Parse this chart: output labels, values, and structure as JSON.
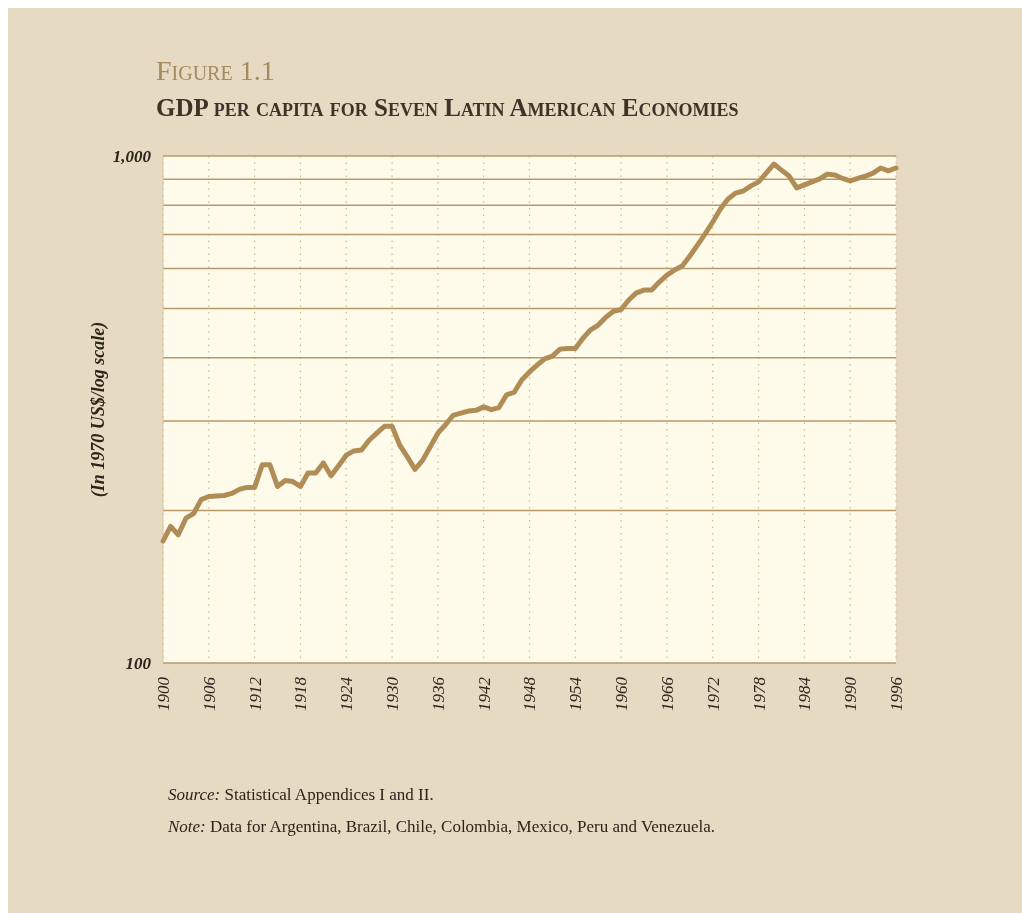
{
  "chart_data": {
    "type": "line",
    "title": "Figure 1.1",
    "subtitle": "GDP per capita for Seven Latin American Economies",
    "ylabel": "(In 1970 US$/log scale)",
    "annotations": [
      "Source: Statistical Appendices I and II.",
      "Note: Data for Argentina, Brazil, Chile, Colombia, Mexico, Peru and Venezuela."
    ],
    "log": true,
    "grid": true,
    "marker": "none",
    "line_style": "solid",
    "xlim": [
      1900,
      1996
    ],
    "xticks": [
      1900,
      1906,
      1912,
      1918,
      1924,
      1930,
      1936,
      1942,
      1948,
      1954,
      1960,
      1966,
      1972,
      1978,
      1984,
      1990,
      1996
    ],
    "ylim": [
      100,
      1000
    ],
    "yticks": [
      100,
      {
        "value": 200,
        "label": null
      },
      {
        "value": 300,
        "label": null
      },
      {
        "value": 400,
        "label": null
      },
      {
        "value": 500,
        "label": null
      },
      {
        "value": 600,
        "label": null
      },
      {
        "value": 700,
        "label": null
      },
      {
        "value": 800,
        "label": null
      },
      {
        "value": 900,
        "label": null
      },
      {
        "value": 1000,
        "label": "1,000"
      }
    ],
    "x": [
      1900,
      1901,
      1902,
      1903,
      1904,
      1905,
      1906,
      1908,
      1909,
      1910,
      1911,
      1912,
      1913,
      1914,
      1915,
      1916,
      1917,
      1918,
      1919,
      1920,
      1921,
      1922,
      1923,
      1924,
      1925,
      1926,
      1927,
      1928,
      1929,
      1930,
      1931,
      1932,
      1933,
      1934,
      1935,
      1936,
      1937,
      1938,
      1939,
      1940,
      1941,
      1942,
      1943,
      1944,
      1945,
      1946,
      1947,
      1948,
      1949,
      1950,
      1951,
      1952,
      1953,
      1954,
      1955,
      1956,
      1957,
      1958,
      1959,
      1960,
      1961,
      1962,
      1963,
      1964,
      1965,
      1966,
      1967,
      1968,
      1969,
      1970,
      1971,
      1972,
      1973,
      1974,
      1975,
      1976,
      1977,
      1978,
      1979,
      1980,
      1981,
      1982,
      1983,
      1984,
      1985,
      1986,
      1987,
      1988,
      1989,
      1990,
      1991,
      1992,
      1993,
      1994,
      1995,
      1996
    ],
    "series": [
      {
        "color": "#b08d57",
        "values": [
          174,
          186,
          179,
          193,
          197,
          210,
          213,
          214,
          216,
          220,
          222,
          222,
          246,
          246,
          223,
          229,
          228,
          223,
          237,
          237,
          248,
          234,
          245,
          257,
          262,
          263,
          275,
          284,
          293,
          293,
          269,
          255,
          241,
          251,
          267,
          284,
          295,
          308,
          311,
          314,
          315,
          320,
          316,
          319,
          338,
          342,
          362,
          375,
          387,
          398,
          403,
          416,
          417,
          417,
          437,
          454,
          464,
          481,
          494,
          498,
          520,
          537,
          544,
          544,
          564,
          582,
          596,
          607,
          635,
          667,
          702,
          741,
          786,
          823,
          845,
          853,
          873,
          889,
          925,
          964,
          938,
          913,
          865,
          877,
          889,
          901,
          921,
          917,
          903,
          893,
          903,
          913,
          925,
          947,
          935,
          947
        ]
      }
    ]
  }
}
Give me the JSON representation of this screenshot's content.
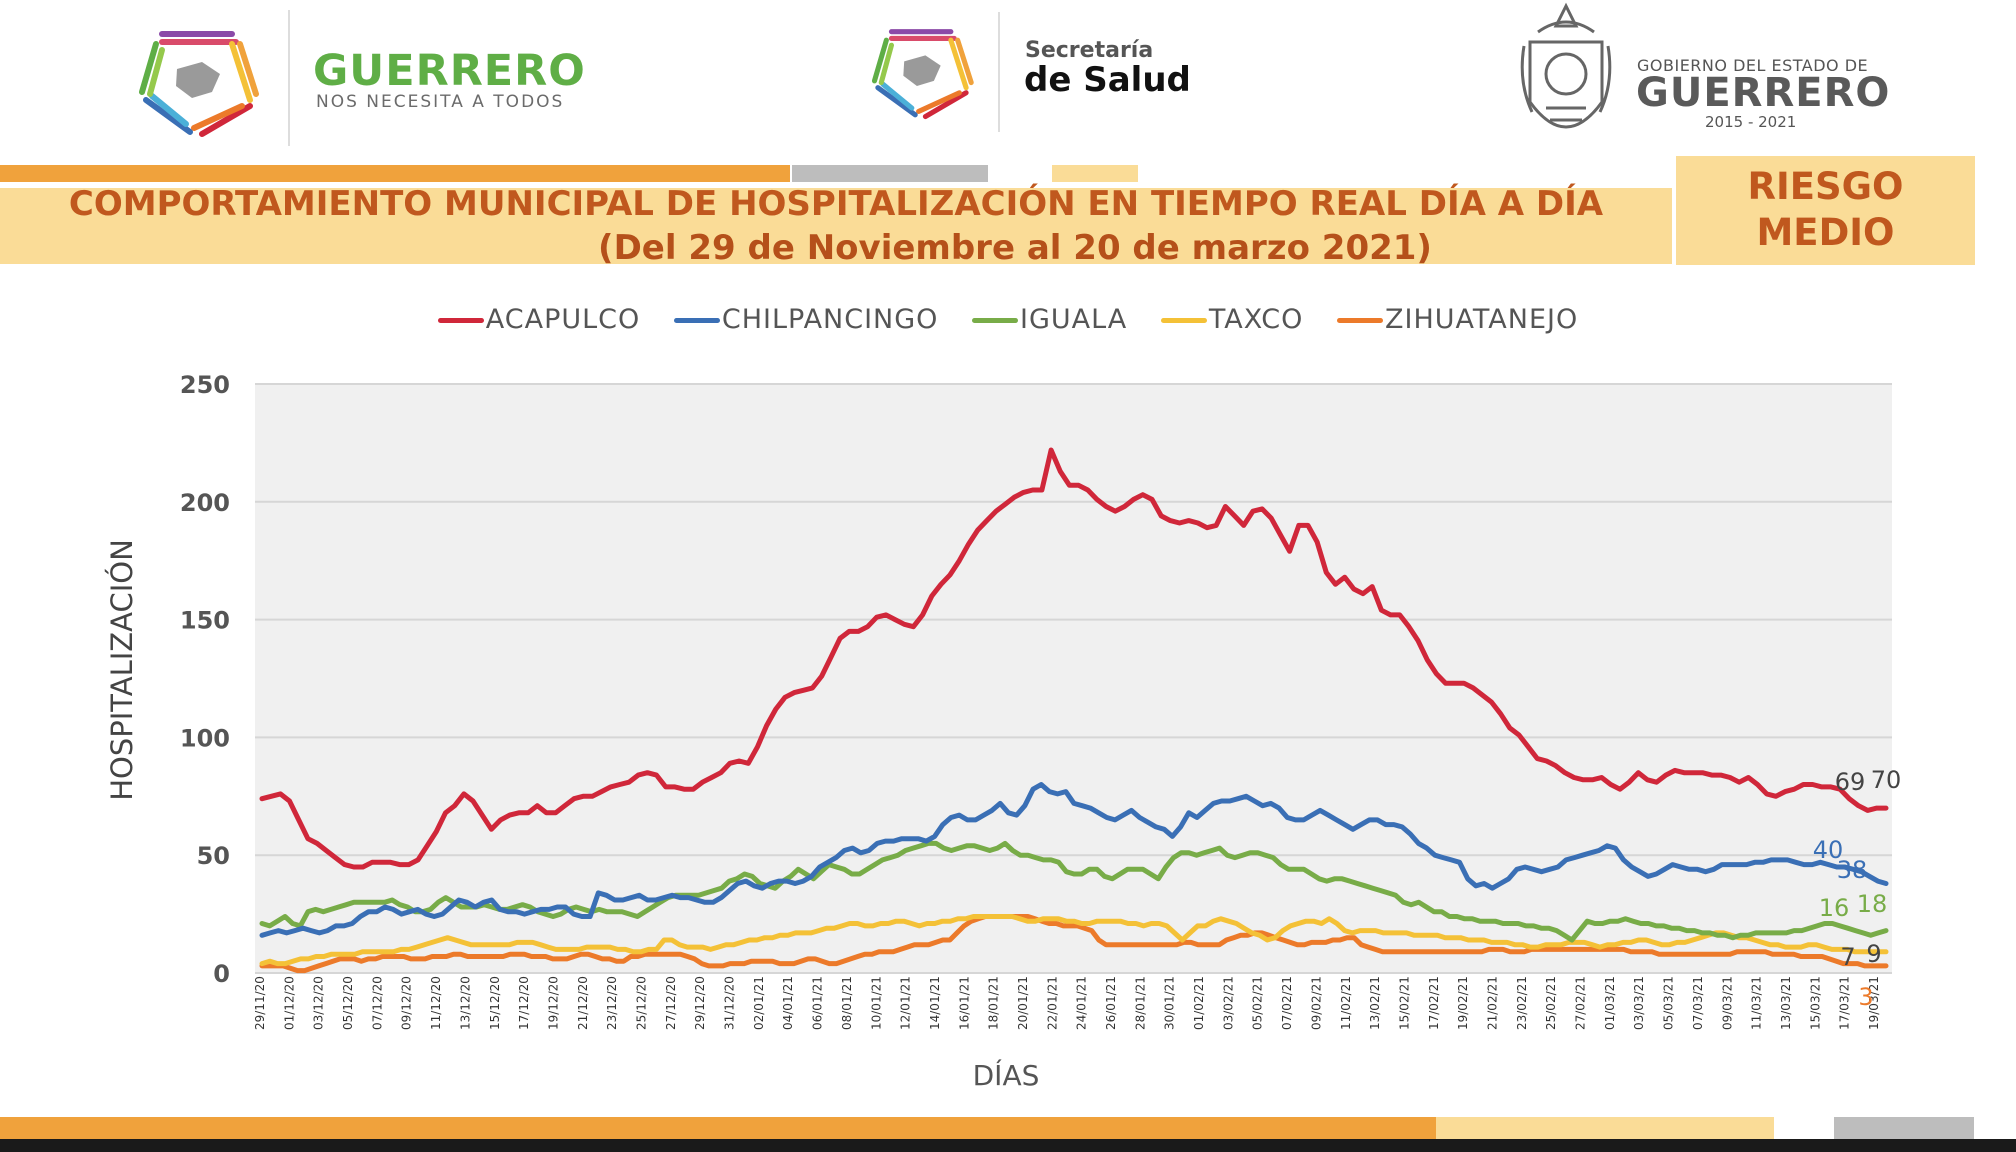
{
  "header": {
    "left_brand_name": "GUERRERO",
    "left_brand_tagline": "NOS NECESITA A TODOS",
    "center_brand_top": "Secretaría",
    "center_brand_bottom": "de Salud",
    "right_brand_top": "GOBIERNO DEL ESTADO DE",
    "right_brand_name": "GUERRERO",
    "right_brand_years": "2015 - 2021"
  },
  "title": {
    "line1": "COMPORTAMIENTO MUNICIPAL DE HOSPITALIZACIÓN EN TIEMPO REAL DÍA A DÍA",
    "line2": "(Del 29 de Noviembre al 20 de marzo 2021)"
  },
  "risk": {
    "line1": "RIESGO",
    "line2": "MEDIO"
  },
  "colors": {
    "orange": "#f0a23c",
    "light_yellow": "#fadc97",
    "title_text": "#c0581e",
    "acapulco": "#d0273a",
    "chilpancingo": "#3a6fb5",
    "iguala": "#78ac48",
    "taxco": "#f4c137",
    "zihuatanejo": "#ec7a2a"
  },
  "chart_data": {
    "type": "line",
    "xlabel": "DÍAS",
    "ylabel": "HOSPITALIZACIÓN",
    "ylim": [
      0,
      250
    ],
    "yticks": [
      "0",
      "50",
      "100",
      "150",
      "200",
      "250"
    ],
    "grid": true,
    "legend_position": "top",
    "start_date": "2020-11-29",
    "end_date": "2021-03-20",
    "x_tick_labels": [
      "29/11/20",
      "01/12/20",
      "03/12/20",
      "05/12/20",
      "07/12/20",
      "09/12/20",
      "11/12/20",
      "13/12/20",
      "15/12/20",
      "17/12/20",
      "19/12/20",
      "21/12/20",
      "23/12/20",
      "25/12/20",
      "27/12/20",
      "29/12/20",
      "31/12/20",
      "02/01/21",
      "04/01/21",
      "06/01/21",
      "08/01/21",
      "10/01/21",
      "12/01/21",
      "14/01/21",
      "16/01/21",
      "18/01/21",
      "20/01/21",
      "22/01/21",
      "24/01/21",
      "26/01/21",
      "28/01/21",
      "30/01/21",
      "01/02/21",
      "03/02/21",
      "05/02/21",
      "07/02/21",
      "09/02/21",
      "11/02/21",
      "13/02/21",
      "15/02/21",
      "17/02/21",
      "19/02/21",
      "21/02/21",
      "23/02/21",
      "25/02/21",
      "27/02/21",
      "01/03/21",
      "03/03/21",
      "05/03/21",
      "07/03/21",
      "09/03/21",
      "11/03/21",
      "13/03/21",
      "15/03/21",
      "17/03/21",
      "19/03/21"
    ],
    "series": [
      {
        "name": "ACAPULCO",
        "color": "#d0273a",
        "values": [
          74,
          75,
          76,
          73,
          65,
          57,
          55,
          52,
          49,
          46,
          45,
          45,
          47,
          47,
          47,
          46,
          46,
          48,
          54,
          60,
          68,
          71,
          76,
          73,
          67,
          61,
          65,
          67,
          68,
          68,
          71,
          68,
          68,
          71,
          74,
          75,
          75,
          77,
          79,
          80,
          81,
          84,
          85,
          84,
          79,
          79,
          78,
          78,
          81,
          83,
          85,
          89,
          90,
          89,
          96,
          105,
          112,
          117,
          119,
          120,
          121,
          126,
          134,
          142,
          145,
          145,
          147,
          151,
          152,
          150,
          148,
          147,
          152,
          160,
          165,
          169,
          175,
          182,
          188,
          192,
          196,
          199,
          202,
          204,
          205,
          205,
          222,
          213,
          207,
          207,
          205,
          201,
          198,
          196,
          198,
          201,
          203,
          201,
          194,
          192,
          191,
          192,
          191,
          189,
          190,
          198,
          194,
          190,
          196,
          197,
          193,
          186,
          179,
          190,
          190,
          183,
          170,
          165,
          168,
          163,
          161,
          164,
          154,
          152,
          152,
          147,
          141,
          133,
          127,
          123,
          123,
          123,
          121,
          118,
          115,
          110,
          104,
          101,
          96,
          91,
          90,
          88,
          85,
          83,
          82,
          82,
          83,
          80,
          78,
          81,
          85,
          82,
          81,
          84,
          86,
          85,
          85,
          85,
          84,
          84,
          83,
          81,
          83,
          80,
          76,
          75,
          77,
          78,
          80,
          80,
          79,
          79,
          78,
          74,
          71,
          69,
          70,
          70
        ]
      },
      {
        "name": "CHILPANCINGO",
        "color": "#3a6fb5",
        "values": [
          16,
          17,
          18,
          17,
          18,
          19,
          18,
          17,
          18,
          20,
          20,
          21,
          24,
          26,
          26,
          28,
          27,
          25,
          26,
          27,
          25,
          24,
          25,
          28,
          31,
          30,
          28,
          30,
          31,
          27,
          26,
          26,
          25,
          26,
          27,
          27,
          28,
          28,
          25,
          24,
          24,
          34,
          33,
          31,
          31,
          32,
          33,
          31,
          31,
          32,
          33,
          32,
          32,
          31,
          30,
          30,
          32,
          35,
          38,
          39,
          37,
          36,
          38,
          39,
          39,
          38,
          39,
          41,
          45,
          47,
          49,
          52,
          53,
          51,
          52,
          55,
          56,
          56,
          57,
          57,
          57,
          56,
          58,
          63,
          66,
          67,
          65,
          65,
          67,
          69,
          72,
          68,
          67,
          71,
          78,
          80,
          77,
          76,
          77,
          72,
          71,
          70,
          68,
          66,
          65,
          67,
          69,
          66,
          64,
          62,
          61,
          58,
          62,
          68,
          66,
          69,
          72,
          73,
          73,
          74,
          75,
          73,
          71,
          72,
          70,
          66,
          65,
          65,
          67,
          69,
          67,
          65,
          63,
          61,
          63,
          65,
          65,
          63,
          63,
          62,
          59,
          55,
          53,
          50,
          49,
          48,
          47,
          40,
          37,
          38,
          36,
          38,
          40,
          44,
          45,
          44,
          43,
          44,
          45,
          48,
          49,
          50,
          51,
          52,
          54,
          53,
          48,
          45,
          43,
          41,
          42,
          44,
          46,
          45,
          44,
          44,
          43,
          44,
          46,
          46,
          46,
          46,
          47,
          47,
          48,
          48,
          48,
          47,
          46,
          46,
          47,
          46,
          45,
          45,
          44,
          43,
          41,
          39,
          38
        ]
      },
      {
        "name": "IGUALA",
        "color": "#78ac48",
        "values": [
          21,
          20,
          22,
          24,
          21,
          20,
          26,
          27,
          26,
          27,
          28,
          29,
          30,
          30,
          30,
          30,
          30,
          31,
          29,
          28,
          26,
          26,
          27,
          30,
          32,
          30,
          28,
          28,
          28,
          29,
          28,
          27,
          27,
          28,
          29,
          28,
          26,
          25,
          24,
          25,
          27,
          28,
          27,
          26,
          27,
          26,
          26,
          26,
          25,
          24,
          26,
          28,
          30,
          32,
          33,
          33,
          33,
          33,
          34,
          35,
          36,
          39,
          40,
          42,
          41,
          38,
          37,
          36,
          39,
          41,
          44,
          42,
          40,
          43,
          46,
          45,
          44,
          42,
          42,
          44,
          46,
          48,
          49,
          50,
          52,
          53,
          54,
          55,
          55,
          53,
          52,
          53,
          54,
          54,
          53,
          52,
          53,
          55,
          52,
          50,
          50,
          49,
          48,
          48,
          47,
          43,
          42,
          42,
          44,
          44,
          41,
          40,
          42,
          44,
          44,
          44,
          42,
          40,
          45,
          49,
          51,
          51,
          50,
          51,
          52,
          53,
          50,
          49,
          50,
          51,
          51,
          50,
          49,
          46,
          44,
          44,
          44,
          42,
          40,
          39,
          40,
          40,
          39,
          38,
          37,
          36,
          35,
          34,
          33,
          30,
          29,
          30,
          28,
          26,
          26,
          24,
          24,
          23,
          23,
          22,
          22,
          22,
          21,
          21,
          21,
          20,
          20,
          19,
          19,
          18,
          16,
          14,
          18,
          22,
          21,
          21,
          22,
          22,
          23,
          22,
          21,
          21,
          20,
          20,
          19,
          19,
          18,
          18,
          17,
          17,
          16,
          16,
          15,
          16,
          16,
          17,
          17,
          17,
          17,
          17,
          18,
          18,
          19,
          20,
          21,
          21,
          20,
          19,
          18,
          17,
          16,
          17,
          18
        ]
      },
      {
        "name": "TAXCO",
        "color": "#f4c137",
        "values": [
          4,
          5,
          4,
          4,
          5,
          6,
          6,
          7,
          7,
          8,
          8,
          8,
          8,
          9,
          9,
          9,
          9,
          9,
          10,
          10,
          11,
          12,
          13,
          14,
          15,
          14,
          13,
          12,
          12,
          12,
          12,
          12,
          12,
          13,
          13,
          13,
          12,
          11,
          10,
          10,
          10,
          10,
          11,
          11,
          11,
          11,
          10,
          10,
          9,
          9,
          10,
          10,
          14,
          14,
          12,
          11,
          11,
          11,
          10,
          11,
          12,
          12,
          13,
          14,
          14,
          15,
          15,
          16,
          16,
          17,
          17,
          17,
          18,
          19,
          19,
          20,
          21,
          21,
          20,
          20,
          21,
          21,
          22,
          22,
          21,
          20,
          21,
          21,
          22,
          22,
          23,
          23,
          24,
          24,
          24,
          24,
          24,
          24,
          23,
          22,
          22,
          23,
          23,
          23,
          22,
          22,
          21,
          21,
          22,
          22,
          22,
          22,
          21,
          21,
          20,
          21,
          21,
          20,
          17,
          14,
          17,
          20,
          20,
          22,
          23,
          22,
          21,
          19,
          17,
          16,
          14,
          15,
          18,
          20,
          21,
          22,
          22,
          21,
          23,
          21,
          18,
          17,
          18,
          18,
          18,
          17,
          17,
          17,
          17,
          16,
          16,
          16,
          16,
          15,
          15,
          15,
          14,
          14,
          14,
          13,
          13,
          13,
          12,
          12,
          11,
          11,
          12,
          12,
          12,
          13,
          13,
          13,
          12,
          11,
          12,
          12,
          13,
          13,
          14,
          14,
          13,
          12,
          12,
          13,
          13,
          14,
          15,
          16,
          17,
          17,
          16,
          15,
          15,
          14,
          13,
          12,
          12,
          11,
          11,
          11,
          12,
          12,
          11,
          10,
          10,
          10,
          9,
          9,
          9,
          9,
          9
        ]
      },
      {
        "name": "ZIHUATANEJO",
        "color": "#ec7a2a",
        "values": [
          3,
          3,
          3,
          3,
          2,
          1,
          1,
          2,
          3,
          4,
          5,
          6,
          6,
          6,
          5,
          6,
          6,
          7,
          7,
          7,
          7,
          6,
          6,
          6,
          7,
          7,
          7,
          8,
          8,
          7,
          7,
          7,
          7,
          7,
          7,
          8,
          8,
          8,
          7,
          7,
          7,
          6,
          6,
          6,
          7,
          8,
          8,
          7,
          6,
          6,
          5,
          5,
          7,
          7,
          8,
          8,
          8,
          8,
          8,
          8,
          7,
          6,
          4,
          3,
          3,
          3,
          4,
          4,
          4,
          5,
          5,
          5,
          5,
          4,
          4,
          4,
          5,
          6,
          6,
          5,
          4,
          4,
          5,
          6,
          7,
          8,
          8,
          9,
          9,
          9,
          10,
          11,
          12,
          12,
          12,
          13,
          14,
          14,
          17,
          20,
          22,
          23,
          24,
          24,
          24,
          24,
          24,
          24,
          24,
          23,
          22,
          21,
          21,
          20,
          20,
          20,
          19,
          18,
          14,
          12,
          12,
          12,
          12,
          12,
          12,
          12,
          12,
          12,
          12,
          12,
          13,
          13,
          12,
          12,
          12,
          12,
          14,
          15,
          16,
          16,
          17,
          17,
          16,
          15,
          14,
          13,
          12,
          12,
          13,
          13,
          13,
          14,
          14,
          15,
          15,
          12,
          11,
          10,
          9,
          9,
          9,
          9,
          9,
          9,
          9,
          9,
          9,
          9,
          9,
          9,
          9,
          9,
          9,
          10,
          10,
          10,
          9,
          9,
          9,
          10,
          10,
          10,
          10,
          10,
          10,
          10,
          10,
          10,
          10,
          10,
          10,
          10,
          10,
          9,
          9,
          9,
          9,
          8,
          8,
          8,
          8,
          8,
          8,
          8,
          8,
          8,
          8,
          8,
          9,
          9,
          9,
          9,
          9,
          8,
          8,
          8,
          8,
          7,
          7,
          7,
          7,
          6,
          5,
          4,
          4,
          4,
          3,
          3,
          3,
          3
        ]
      }
    ],
    "end_labels": [
      {
        "series": "ACAPULCO",
        "labels": [
          "69",
          "70"
        ],
        "color": "#444444"
      },
      {
        "series": "CHILPANCINGO",
        "labels": [
          "40",
          "38"
        ],
        "color": "#3a6fb5"
      },
      {
        "series": "IGUALA",
        "labels": [
          "16",
          "18"
        ],
        "color": "#78ac48"
      },
      {
        "series": "TAXCO",
        "labels": [
          "7",
          "9"
        ],
        "color": "#444444"
      },
      {
        "series": "ZIHUATANEJO",
        "labels": [
          "3"
        ],
        "color": "#ec7a2a"
      }
    ]
  }
}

■ ■ ■

* [CHALLENGE] Determine the number of lines in the listing that contain the string "ylabel". Write that number and nothing else.

* [EXERCISE ANSWER] 2